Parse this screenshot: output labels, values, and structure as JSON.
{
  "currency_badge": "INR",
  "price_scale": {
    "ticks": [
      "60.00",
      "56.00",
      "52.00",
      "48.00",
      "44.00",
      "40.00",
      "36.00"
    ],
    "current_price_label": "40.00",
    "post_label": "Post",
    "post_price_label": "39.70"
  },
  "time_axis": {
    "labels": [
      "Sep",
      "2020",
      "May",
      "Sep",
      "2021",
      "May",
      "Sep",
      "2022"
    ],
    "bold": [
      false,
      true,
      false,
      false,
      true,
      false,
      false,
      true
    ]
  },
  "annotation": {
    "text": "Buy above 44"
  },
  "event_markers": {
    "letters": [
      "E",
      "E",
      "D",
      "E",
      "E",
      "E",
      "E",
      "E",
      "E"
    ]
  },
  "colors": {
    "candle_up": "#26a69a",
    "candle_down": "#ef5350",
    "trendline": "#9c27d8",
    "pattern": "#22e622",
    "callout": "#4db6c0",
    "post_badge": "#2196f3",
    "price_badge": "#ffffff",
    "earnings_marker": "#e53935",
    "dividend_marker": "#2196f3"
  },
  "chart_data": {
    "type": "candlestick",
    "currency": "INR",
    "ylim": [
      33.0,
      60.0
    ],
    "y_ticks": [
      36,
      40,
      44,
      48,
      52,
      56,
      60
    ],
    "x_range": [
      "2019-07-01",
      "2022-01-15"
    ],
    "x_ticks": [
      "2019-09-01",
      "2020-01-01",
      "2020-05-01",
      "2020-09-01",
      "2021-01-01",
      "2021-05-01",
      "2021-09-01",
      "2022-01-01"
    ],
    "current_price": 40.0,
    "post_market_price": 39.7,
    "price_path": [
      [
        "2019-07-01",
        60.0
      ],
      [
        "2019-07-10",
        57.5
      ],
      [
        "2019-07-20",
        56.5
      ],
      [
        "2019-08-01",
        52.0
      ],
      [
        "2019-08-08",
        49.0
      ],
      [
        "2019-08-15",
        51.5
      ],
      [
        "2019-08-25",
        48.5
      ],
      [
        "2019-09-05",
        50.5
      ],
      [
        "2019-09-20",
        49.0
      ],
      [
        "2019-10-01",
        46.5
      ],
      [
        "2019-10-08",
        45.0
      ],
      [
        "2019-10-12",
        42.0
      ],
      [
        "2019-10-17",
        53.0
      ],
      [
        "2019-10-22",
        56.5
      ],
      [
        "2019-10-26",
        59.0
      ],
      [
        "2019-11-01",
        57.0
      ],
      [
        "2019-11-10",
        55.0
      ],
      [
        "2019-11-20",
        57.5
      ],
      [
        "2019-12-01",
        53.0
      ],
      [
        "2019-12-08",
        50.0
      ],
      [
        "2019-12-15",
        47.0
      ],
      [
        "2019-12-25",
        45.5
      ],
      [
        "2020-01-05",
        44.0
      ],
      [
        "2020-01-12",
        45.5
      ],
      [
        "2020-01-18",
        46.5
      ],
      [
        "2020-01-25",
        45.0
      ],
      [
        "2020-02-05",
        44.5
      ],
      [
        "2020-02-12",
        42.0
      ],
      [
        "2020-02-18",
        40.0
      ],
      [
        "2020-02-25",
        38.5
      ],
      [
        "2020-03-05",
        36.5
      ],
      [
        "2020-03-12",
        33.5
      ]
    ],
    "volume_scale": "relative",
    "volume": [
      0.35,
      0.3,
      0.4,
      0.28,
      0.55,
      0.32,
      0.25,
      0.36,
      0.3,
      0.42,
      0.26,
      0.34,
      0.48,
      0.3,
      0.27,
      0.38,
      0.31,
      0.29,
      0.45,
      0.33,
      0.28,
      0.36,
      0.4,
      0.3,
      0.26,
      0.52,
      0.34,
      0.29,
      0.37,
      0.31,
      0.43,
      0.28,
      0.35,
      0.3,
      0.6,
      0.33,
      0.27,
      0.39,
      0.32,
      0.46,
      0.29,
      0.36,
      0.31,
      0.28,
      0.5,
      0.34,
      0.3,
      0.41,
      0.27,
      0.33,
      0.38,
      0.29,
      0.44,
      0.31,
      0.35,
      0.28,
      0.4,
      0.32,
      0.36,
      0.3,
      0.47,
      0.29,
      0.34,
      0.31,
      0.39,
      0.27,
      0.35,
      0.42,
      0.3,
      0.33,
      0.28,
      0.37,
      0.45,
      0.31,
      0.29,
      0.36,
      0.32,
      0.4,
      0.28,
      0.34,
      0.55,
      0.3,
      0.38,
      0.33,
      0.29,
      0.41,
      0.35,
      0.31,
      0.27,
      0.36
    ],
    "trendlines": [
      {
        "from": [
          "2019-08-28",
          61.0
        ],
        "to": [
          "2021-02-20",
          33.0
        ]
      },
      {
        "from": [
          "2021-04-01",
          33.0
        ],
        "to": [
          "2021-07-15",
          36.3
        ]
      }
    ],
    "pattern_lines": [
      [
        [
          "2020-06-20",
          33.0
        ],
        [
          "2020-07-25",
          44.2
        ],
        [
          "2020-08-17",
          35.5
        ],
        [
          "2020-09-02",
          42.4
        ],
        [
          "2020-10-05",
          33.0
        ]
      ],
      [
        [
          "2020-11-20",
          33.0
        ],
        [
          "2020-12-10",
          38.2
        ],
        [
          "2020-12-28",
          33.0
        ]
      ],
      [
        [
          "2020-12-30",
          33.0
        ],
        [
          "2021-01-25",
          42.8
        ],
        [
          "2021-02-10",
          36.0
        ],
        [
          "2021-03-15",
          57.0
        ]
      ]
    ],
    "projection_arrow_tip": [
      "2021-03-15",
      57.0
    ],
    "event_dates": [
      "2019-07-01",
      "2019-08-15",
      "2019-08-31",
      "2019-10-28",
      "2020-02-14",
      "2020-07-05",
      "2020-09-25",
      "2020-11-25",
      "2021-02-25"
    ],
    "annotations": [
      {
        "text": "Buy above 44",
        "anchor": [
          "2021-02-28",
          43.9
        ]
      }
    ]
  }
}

----------------------------------------

Check each line above for the string "labels" and show the ones that have it.

Parse this screenshot: output labels, values, and structure as JSON.
    "labels": [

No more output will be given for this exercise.